◆ Aim of the exercise
Reproduce the records that follow in full, excluding any picture they contain.

##### Dataset records

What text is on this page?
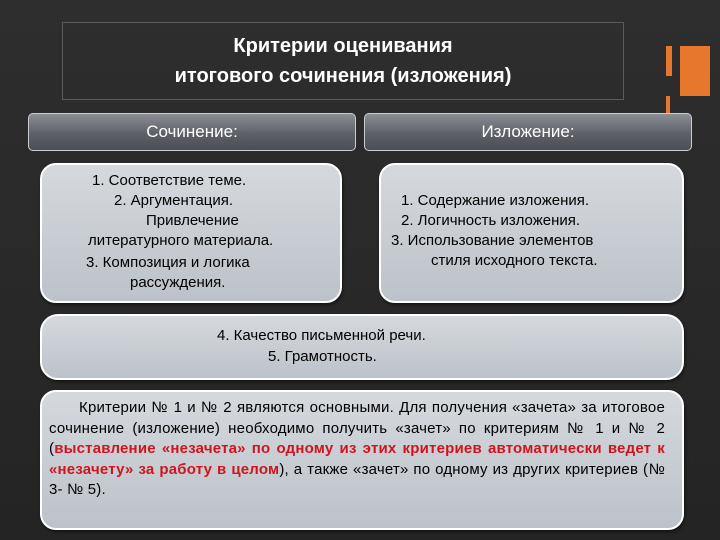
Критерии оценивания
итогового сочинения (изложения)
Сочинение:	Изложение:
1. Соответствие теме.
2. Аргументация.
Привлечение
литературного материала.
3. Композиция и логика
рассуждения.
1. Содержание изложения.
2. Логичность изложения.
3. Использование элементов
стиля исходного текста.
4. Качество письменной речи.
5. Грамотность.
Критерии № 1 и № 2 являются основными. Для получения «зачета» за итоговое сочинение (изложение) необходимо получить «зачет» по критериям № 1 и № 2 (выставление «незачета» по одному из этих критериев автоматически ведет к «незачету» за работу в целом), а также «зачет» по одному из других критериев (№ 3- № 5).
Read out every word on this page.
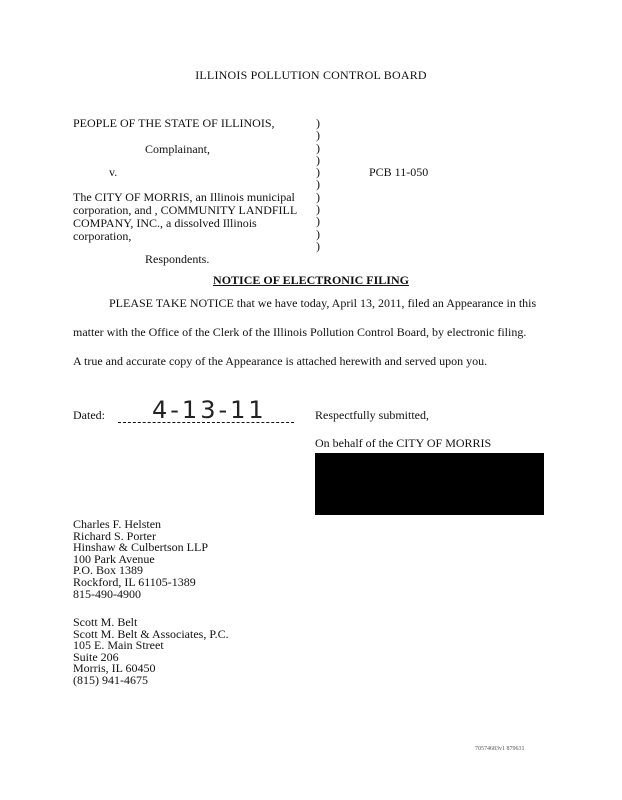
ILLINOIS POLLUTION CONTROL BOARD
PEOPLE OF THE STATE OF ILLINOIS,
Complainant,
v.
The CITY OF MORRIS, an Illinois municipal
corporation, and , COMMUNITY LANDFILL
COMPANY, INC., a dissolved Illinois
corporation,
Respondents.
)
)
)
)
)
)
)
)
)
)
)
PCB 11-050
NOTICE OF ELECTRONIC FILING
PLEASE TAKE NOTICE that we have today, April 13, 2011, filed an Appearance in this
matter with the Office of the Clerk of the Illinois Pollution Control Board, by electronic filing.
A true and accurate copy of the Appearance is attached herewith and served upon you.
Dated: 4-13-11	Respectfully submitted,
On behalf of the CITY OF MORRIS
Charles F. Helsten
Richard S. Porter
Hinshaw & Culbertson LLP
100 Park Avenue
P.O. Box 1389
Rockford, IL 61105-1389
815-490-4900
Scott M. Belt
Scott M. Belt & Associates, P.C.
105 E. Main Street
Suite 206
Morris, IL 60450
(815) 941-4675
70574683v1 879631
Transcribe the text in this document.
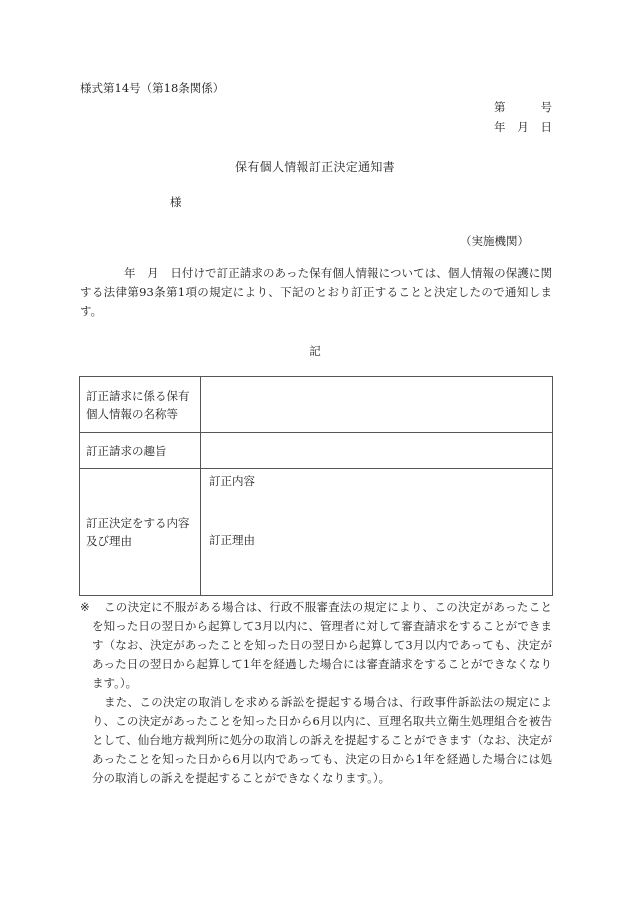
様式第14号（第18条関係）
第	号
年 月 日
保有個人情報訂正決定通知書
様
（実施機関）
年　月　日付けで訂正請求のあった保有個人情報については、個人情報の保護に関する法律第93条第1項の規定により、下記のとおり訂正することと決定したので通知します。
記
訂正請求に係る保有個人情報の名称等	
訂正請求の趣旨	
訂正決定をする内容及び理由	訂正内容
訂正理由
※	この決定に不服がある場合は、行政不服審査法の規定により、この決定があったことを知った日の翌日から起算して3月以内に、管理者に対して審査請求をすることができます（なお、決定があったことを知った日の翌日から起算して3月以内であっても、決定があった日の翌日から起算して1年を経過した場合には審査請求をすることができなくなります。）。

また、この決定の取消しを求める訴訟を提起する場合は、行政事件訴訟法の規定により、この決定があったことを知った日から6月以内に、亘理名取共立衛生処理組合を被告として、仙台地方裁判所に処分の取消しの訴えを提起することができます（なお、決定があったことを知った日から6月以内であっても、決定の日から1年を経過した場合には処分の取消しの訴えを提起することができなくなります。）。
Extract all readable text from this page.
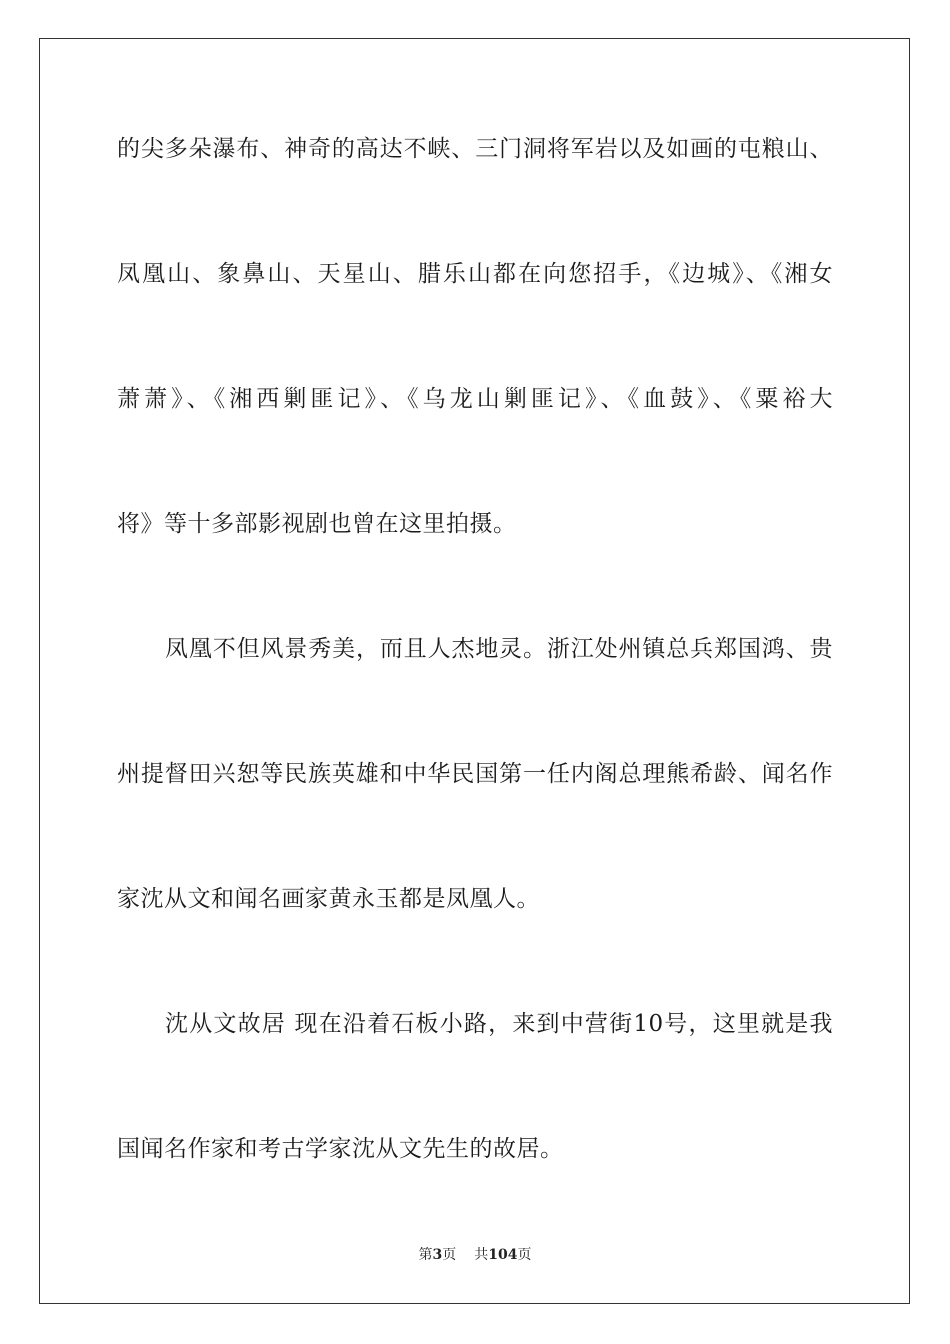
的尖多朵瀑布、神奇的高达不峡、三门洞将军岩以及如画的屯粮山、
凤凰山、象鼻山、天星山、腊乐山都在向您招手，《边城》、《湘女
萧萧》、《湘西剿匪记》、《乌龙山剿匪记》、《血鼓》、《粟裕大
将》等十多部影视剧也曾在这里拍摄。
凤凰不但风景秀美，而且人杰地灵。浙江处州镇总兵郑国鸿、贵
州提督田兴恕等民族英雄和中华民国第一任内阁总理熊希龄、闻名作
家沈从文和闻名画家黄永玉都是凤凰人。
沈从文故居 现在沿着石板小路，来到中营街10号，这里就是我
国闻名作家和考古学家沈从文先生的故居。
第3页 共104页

##########

◆ Solution for this exercise
What text is on this page?
Критерии оценивания
итогового сочинения (изложения)
Сочинение:	Изложение:
1. Соответствие теме.
2. Аргументация.
Привлечение
литературного материала.
3. Композиция и логика
рассуждения.
1. Содержание изложения.
2. Логичность изложения.
3. Использование элементов
стиля исходного текста.
4. Качество письменной речи.
5. Грамотность.
Критерии № 1 и № 2 являются основными. Для получения «зачета» за итоговое сочинение (изложение) необходимо получить «зачет» по критериям № 1 и № 2 (выставление «незачета» по одному из этих критериев автоматически ведет к «незачету» за работу в целом), а также «зачет» по одному из других критериев (№ 3- № 5).
Read out every word on this page.
ILLINOIS POLLUTION CONTROL BOARD
PEOPLE OF THE STATE OF ILLINOIS,
Complainant,
v.
The CITY OF MORRIS, an Illinois municipal
corporation, and , COMMUNITY LANDFILL
COMPANY, INC., a dissolved Illinois
corporation,
Respondents.
)
)
)
)
)
)
)
)
)
)
)
PCB 11-050
NOTICE OF ELECTRONIC FILING
PLEASE TAKE NOTICE that we have today, April 13, 2011, filed an Appearance in this
matter with the Office of the Clerk of the Illinois Pollution Control Board, by electronic filing.
A true and accurate copy of the Appearance is attached herewith and served upon you.
Dated: 4-13-11	Respectfully submitted,
On behalf of the CITY OF MORRIS
Charles F. Helsten
Richard S. Porter
Hinshaw & Culbertson LLP
100 Park Avenue
P.O. Box 1389
Rockford, IL 61105-1389
815-490-4900
Scott M. Belt
Scott M. Belt & Associates, P.C.
105 E. Main Street
Suite 206
Morris, IL 60450
(815) 941-4675
70574683v1 879631
Transcribe the text in this document.
様式第14号（第18条関係）
第	号
年 月 日
保有個人情報訂正決定通知書
様
（実施機関）
年　月　日付けで訂正請求のあった保有個人情報については、個人情報の保護に関する法律第93条第1項の規定により、下記のとおり訂正することと決定したので通知します。
記
訂正請求に係る保有個人情報の名称等	
訂正請求の趣旨	
訂正決定をする内容及び理由	訂正内容
訂正理由
※	この決定に不服がある場合は、行政不服審査法の規定により、この決定があったことを知った日の翌日から起算して3月以内に、管理者に対して審査請求をすることができます（なお、決定があったことを知った日の翌日から起算して3月以内であっても、決定があった日の翌日から起算して1年を経過した場合には審査請求をすることができなくなります。）。

また、この決定の取消しを求める訴訟を提起する場合は、行政事件訴訟法の規定により、この決定があったことを知った日から6月以内に、亘理名取共立衛生処理組合を被告として、仙台地方裁判所に処分の取消しの訴えを提起することができます（なお、決定があったことを知った日から6月以内であっても、決定の日から1年を経過した場合には処分の取消しの訴えを提起することができなくなります。）。
Extract all readable text from this page.
的尖多朵瀑布、神奇的高达不峡、三门洞将军岩以及如画的屯粮山、
凤凰山、象鼻山、天星山、腊乐山都在向您招手，《边城》、《湘女
萧萧》、《湘西剿匪记》、《乌龙山剿匪记》、《血鼓》、《粟裕大
将》等十多部影视剧也曾在这里拍摄。
凤凰不但风景秀美，而且人杰地灵。浙江处州镇总兵郑国鸿、贵
州提督田兴恕等民族英雄和中华民国第一任内阁总理熊希龄、闻名作
家沈从文和闻名画家黄永玉都是凤凰人。
沈从文故居 现在沿着石板小路，来到中营街10号，这里就是我
国闻名作家和考古学家沈从文先生的故居。
第3页 共104页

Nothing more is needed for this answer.